Image layout annotations:

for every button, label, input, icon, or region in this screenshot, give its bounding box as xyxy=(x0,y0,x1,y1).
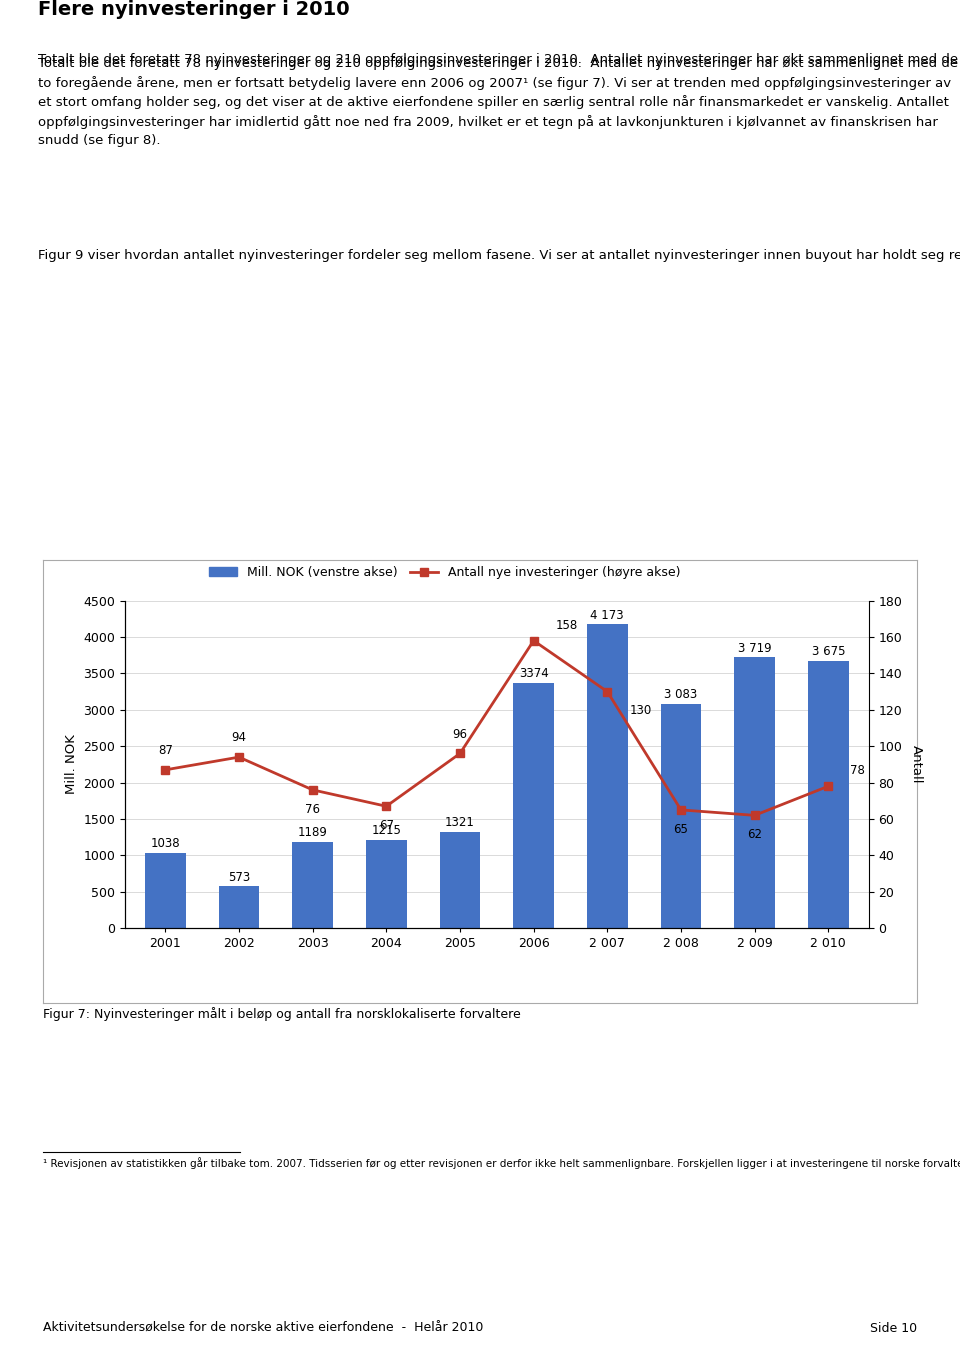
Text: 94: 94 xyxy=(231,732,247,744)
Text: 1321: 1321 xyxy=(445,816,475,830)
Text: ¹ Revisjonen av statistikken går tilbake tom. 2007. Tidsserien før og etter revi: ¹ Revisjonen av statistikken går tilbake… xyxy=(43,1158,960,1170)
Text: Figur 7: Nyinvesteringer målt i beløp og antall fra norsklokaliserte forvaltere: Figur 7: Nyinvesteringer målt i beløp og… xyxy=(43,1007,521,1021)
Text: 1215: 1215 xyxy=(372,824,401,837)
Text: 76: 76 xyxy=(305,803,320,816)
Legend: Mill. NOK (venstre akse), Antall nye investeringer (høyre akse): Mill. NOK (venstre akse), Antall nye inv… xyxy=(204,561,685,584)
Bar xyxy=(440,833,480,928)
Text: 62: 62 xyxy=(747,829,762,841)
Text: 3 719: 3 719 xyxy=(738,642,772,655)
Bar xyxy=(514,682,554,928)
Text: 78: 78 xyxy=(851,764,865,777)
Text: 130: 130 xyxy=(630,704,652,718)
Text: 4 173: 4 173 xyxy=(590,609,624,622)
Bar xyxy=(587,624,628,928)
Bar xyxy=(145,853,185,928)
Text: Totalt ble det foretatt 78 nyinvesteringer og 210 oppfølgingsinvesteringer i 201: Totalt ble det foretatt 78 nyinvestering… xyxy=(38,57,958,146)
Text: Flere nyinvesteringer i 2010: Flere nyinvesteringer i 2010 xyxy=(38,0,350,19)
Text: Side 10: Side 10 xyxy=(870,1321,917,1335)
Text: Totalt ble det foretatt 78 nyinvesteringer og 210 oppfølgingsinvesteringer i 201: Totalt ble det foretatt 78 nyinvestering… xyxy=(38,52,960,66)
Text: 87: 87 xyxy=(157,744,173,758)
Text: 3 083: 3 083 xyxy=(664,688,698,702)
Y-axis label: Mill. NOK: Mill. NOK xyxy=(64,734,78,794)
Bar xyxy=(660,704,701,928)
Bar xyxy=(293,842,333,928)
Text: 67: 67 xyxy=(379,819,394,833)
Text: 96: 96 xyxy=(452,728,468,741)
Text: 65: 65 xyxy=(674,823,688,835)
Text: 3 675: 3 675 xyxy=(811,646,845,658)
Text: 3374: 3374 xyxy=(518,667,548,680)
Text: 158: 158 xyxy=(556,618,578,632)
Bar xyxy=(366,839,407,928)
Bar xyxy=(734,658,775,928)
Text: Aktivitetsundersøkelse for de norske aktive eierfondene  -  Helår 2010: Aktivitetsundersøkelse for de norske akt… xyxy=(43,1321,484,1335)
Text: 1189: 1189 xyxy=(298,826,327,839)
Text: 573: 573 xyxy=(228,871,251,885)
Text: 1038: 1038 xyxy=(151,837,180,850)
Text: Figur 9 viser hvordan antallet nyinvesteringer fordeler seg mellom fasene. Vi se: Figur 9 viser hvordan antallet nyinveste… xyxy=(38,248,960,262)
Bar xyxy=(219,886,259,928)
Bar xyxy=(808,661,849,928)
Y-axis label: Antall: Antall xyxy=(910,745,924,784)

What needs to be done: Can you return each of the rows above unchanged, leaving out the pictures?

Answer to this exercise:
for every button, label, input, icon, or region in this screenshot, give its bounding box as xyxy=(x0,y0,x1,y1).
Text: 94: 94 xyxy=(231,732,247,744)
Text: 1321: 1321 xyxy=(445,816,475,830)
Text: ¹ Revisjonen av statistikken går tilbake tom. 2007. Tidsserien før og etter revi: ¹ Revisjonen av statistikken går tilbake… xyxy=(43,1158,960,1170)
Text: Figur 7: Nyinvesteringer målt i beløp og antall fra norsklokaliserte forvaltere: Figur 7: Nyinvesteringer målt i beløp og… xyxy=(43,1007,521,1021)
Text: 1215: 1215 xyxy=(372,824,401,837)
Text: 76: 76 xyxy=(305,803,320,816)
Legend: Mill. NOK (venstre akse), Antall nye investeringer (høyre akse): Mill. NOK (venstre akse), Antall nye inv… xyxy=(204,561,685,584)
Bar xyxy=(440,833,480,928)
Text: 62: 62 xyxy=(747,829,762,841)
Text: 3 719: 3 719 xyxy=(738,642,772,655)
Bar xyxy=(514,682,554,928)
Text: 78: 78 xyxy=(851,764,865,777)
Text: 130: 130 xyxy=(630,704,652,718)
Text: 4 173: 4 173 xyxy=(590,609,624,622)
Bar xyxy=(587,624,628,928)
Bar xyxy=(145,853,185,928)
Text: Totalt ble det foretatt 78 nyinvesteringer og 210 oppfølgingsinvesteringer i 201: Totalt ble det foretatt 78 nyinvestering… xyxy=(38,57,958,146)
Text: Flere nyinvesteringer i 2010: Flere nyinvesteringer i 2010 xyxy=(38,0,350,19)
Text: Side 10: Side 10 xyxy=(870,1321,917,1335)
Text: Totalt ble det foretatt 78 nyinvesteringer og 210 oppfølgingsinvesteringer i 201: Totalt ble det foretatt 78 nyinvestering… xyxy=(38,52,960,66)
Text: 87: 87 xyxy=(157,744,173,758)
Text: 3 083: 3 083 xyxy=(664,688,698,702)
Y-axis label: Mill. NOK: Mill. NOK xyxy=(64,734,78,794)
Bar xyxy=(660,704,701,928)
Bar xyxy=(293,842,333,928)
Text: 67: 67 xyxy=(379,819,394,833)
Text: 96: 96 xyxy=(452,728,468,741)
Text: 65: 65 xyxy=(674,823,688,835)
Text: 3 675: 3 675 xyxy=(811,646,845,658)
Text: 3374: 3374 xyxy=(518,667,548,680)
Text: 158: 158 xyxy=(556,618,578,632)
Bar xyxy=(366,839,407,928)
Bar xyxy=(734,658,775,928)
Text: Aktivitetsundersøkelse for de norske aktive eierfondene  -  Helår 2010: Aktivitetsundersøkelse for de norske akt… xyxy=(43,1321,484,1335)
Text: 1189: 1189 xyxy=(298,826,327,839)
Text: 573: 573 xyxy=(228,871,251,885)
Text: 1038: 1038 xyxy=(151,837,180,850)
Text: Figur 9 viser hvordan antallet nyinvesteringer fordeler seg mellom fasene. Vi se: Figur 9 viser hvordan antallet nyinveste… xyxy=(38,248,960,262)
Bar xyxy=(219,886,259,928)
Bar xyxy=(808,661,849,928)
Y-axis label: Antall: Antall xyxy=(910,745,924,784)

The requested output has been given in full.